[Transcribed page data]
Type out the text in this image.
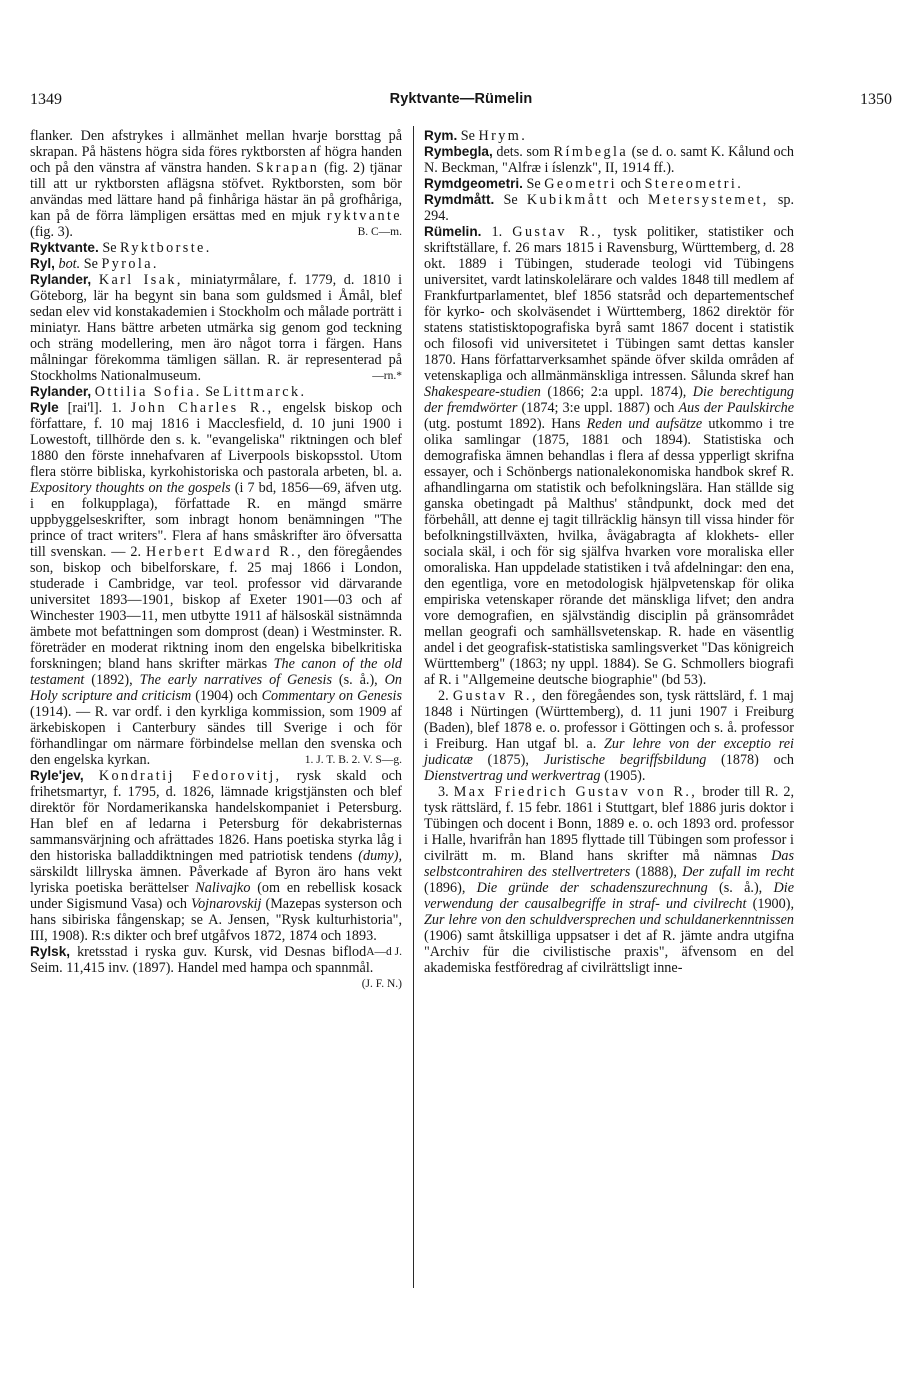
1349	Ryktvante—Rümelin	1350

flanker. Den afstrykes i allmänhet mellan hvarje borsttag på skrapan. På hästens högra sida föres ryktborsten af högra handen och på den vänstra af vänstra handen. Skrapan (fig. 2) tjänar till att ur ryktborsten aflägsna stöfvet. Ryktborsten, som bör användas med lättare hand på finhåriga hästar än på grofhåriga, kan på de förra lämpligen ersättas med en mjuk ryktvante (fig. 3).	B. C—m.

Ryktvante. Se Ryktborste.

Ryl, bot. Se Pyrola.

Rylander, Karl Isak, miniatyrmålare, f. 1779, d. 1810 i Göteborg, lär ha begynt sin bana som guldsmed i Åmål, blef sedan elev vid konstakademien i Stockholm och målade porträtt i miniatyr. Hans bättre arbeten utmärka sig genom god teckning och sträng modellering, men äro något torra i färgen. Hans målningar förekomma tämligen sällan. R. är representerad på Stockholms Nationalmuseum.	—rn.*

Rylander, Ottilia Sofia. Se Littmarck.

Ryle [rai'l]. 1. John Charles R., engelsk biskop och författare, f. 10 maj 1816 i Macclesfield, d. 10 juni 1900 i Lowestoft, tillhörde den s. k. "evangeliska" riktningen och blef 1880 den förste innehafvaren af Liverpools biskopsstol. Utom flera större bibliska, kyrkohistoriska och pastorala arbeten, bl. a. Expository thoughts on the gospels (i 7 bd, 1856—69, äfven utg. i en folkupplaga), författade R. en mängd smärre uppbyggelseskrifter, som inbragt honom benämningen "The prince of tract writers". Flera af hans småskrifter äro öfversatta till svenskan. — 2. Herbert Edward R., den föregåendes son, biskop och bibelforskare, f. 25 maj 1866 i London, studerade i Cambridge, var teol. professor vid därvarande universitet 1893—1901, biskop af Exeter 1901—03 och af Winchester 1903—11, men utbytte 1911 af hälsoskäl sistnämnda ämbete mot befattningen som domprost (dean) i Westminster. R. företräder en moderat riktning inom den engelska bibelkritiska forskningen; bland hans skrifter märkas The canon of the old testament (1892), The early narratives of Genesis (s. å.), On Holy scripture and criticism (1904) och Commentary on Genesis (1914). — R. var ordf. i den kyrkliga kommission, som 1909 af ärkebiskopen i Canterbury sändes till Sverige i och för förhandlingar om närmare förbindelse mellan den svenska och den engelska kyrkan.	1. J. T. B. 2. V. S—g.

Ryle'jev, Kondratij Fedorovitj, rysk skald och frihetsmartyr, f. 1795, d. 1826, lämnade krigstjänsten och blef direktör för Nordamerikanska handelskompaniet i Petersburg. Han blef en af ledarna i Petersburg för dekabristernas sammansvärjning och afrättades 1826. Hans poetiska styrka låg i den historiska balladdiktningen med patriotisk tendens (dumy), särskildt lillryska ämnen. Påverkade af Byron äro hans vekt lyriska poetiska berättelser Nalivajko (om en rebellisk kosack under Sigismund Vasa) och Vojnarovskij (Mazepas systerson och hans sibiriska fångenskap; se A. Jensen, "Rysk kulturhistoria", III, 1908). R:s dikter och bref utgåfvos 1872, 1874 och 1893.
A—d J.

Rylsk, kretsstad i ryska guv. Kursk, vid Desnas biflod Seim. 11,415 inv. (1897). Handel med hampa och spannmål.
(J. F. N.)

Rym. Se Hrym.

Rymbegla, dets. som Rímbegla (se d. o. samt K. Kålund och N. Beckman, "Alfræ i íslenzk", II, 1914 ff.).

Rymdgeometri. Se Geometri och Stereometri.

Rymdmått. Se Kubikmått och Metersystemet, sp. 294.

Rümelin. 1. Gustav R., tysk politiker, statistiker och skriftställare, f. 26 mars 1815 i Ravensburg, Württemberg, d. 28 okt. 1889 i Tübingen, studerade teologi vid Tübingens universitet, vardt latinskolelärare och valdes 1848 till medlem af Frankfurtparlamentet, blef 1856 statsråd och departementschef för kyrko- och skolväsendet i Württemberg, 1862 direktör för statens statistisktopografiska byrå samt 1867 docent i statistik och filosofi vid universitetet i Tübingen samt dettas kansler 1870. Hans författarverksamhet spände öfver skilda områden af vetenskapliga och allmänmänskliga intressen. Sålunda skref han Shakespeare-studien (1866; 2:a uppl. 1874), Die berechtigung der fremdwörter (1874; 3:e uppl. 1887) och Aus der Paulskirche (utg. postumt 1892). Hans Reden und aufsätze utkommo i tre olika samlingar (1875, 1881 och 1894). Statistiska och demografiska ämnen behandlas i flera af dessa ypperligt skrifna essayer, och i Schönbergs nationalekonomiska handbok skref R. afhandlingarna om statistik och befolkningslära. Han ställde sig ganska obetingadt på Malthus' ståndpunkt, dock med det förbehåll, att denne ej tagit tillräcklig hänsyn till vissa hinder för befolkningstillväxten, hvilka, åvägabragta af klokhets- eller sociala skäl, i och för sig själfva hvarken vore moraliska eller omoraliska. Han uppdelade statistiken i två afdelningar: den ena, den egentliga, vore en metodologisk hjälpvetenskap för olika empiriska vetenskaper rörande det mänskliga lifvet; den andra vore demografien, en självständig disciplin på gränsområdet mellan geografi och samhällsvetenskap. R. hade en väsentlig andel i det geografisk-statistiska samlingsverket "Das königreich Württemberg" (1863; ny uppl. 1884). Se G. Schmollers biografi af R. i "Allgemeine deutsche biographie" (bd 53).

2. Gustav R., den föregåendes son, tysk rättslärd, f. 1 maj 1848 i Nürtingen (Württemberg), d. 11 juni 1907 i Freiburg (Baden), blef 1878 e. o. professor i Göttingen och s. å. professor i Freiburg. Han utgaf bl. a. Zur lehre von der exceptio rei judicatæ (1875), Juristische begriffsbildung (1878) och Dienstvertrag und werkvertrag (1905).

3. Max Friedrich Gustav von R., broder till R. 2, tysk rättslärd, f. 15 febr. 1861 i Stuttgart, blef 1886 juris doktor i Tübingen och docent i Bonn, 1889 e. o. och 1893 ord. professor i Halle, hvarifrån han 1895 flyttade till Tübingen som professor i civilrätt m. m. Bland hans skrifter må nämnas Das selbstcontrahiren des stellvertreters (1888), Der zufall im recht (1896), Die gründe der schadenszurechnung (s. å.), Die verwendung der causalbegriffe in straf- und civilrecht (1900), Zur lehre von den schuldversprechen und schuldanerkenntnissen (1906) samt åtskilliga uppsatser i det af R. jämte andra utgifna "Archiv für die civilistische praxis", äfvensom en del akademiska festföredrag af civilrättsligt inne-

• What to work on
Gather up every line in the data above that contains the word "Rylander", copying each one.

• Exercise result
Rylander, Karl Isak, miniatyrmålare, f. 1779, d. 1810 i Göteborg, lär ha begynt sin bana som guldsmed i Åmål, blef sedan elev vid konstakademien i Stockholm och målade porträtt i miniatyr. Hans bättre arbeten utmärka sig genom god teckning och sträng modellering, men äro något torra i färgen. Hans målningar förekomma tämligen sällan. R. är representerad på Stockholms Nationalmuseum.	—rn.*
Rylander, Ottilia Sofia. Se Littmarck.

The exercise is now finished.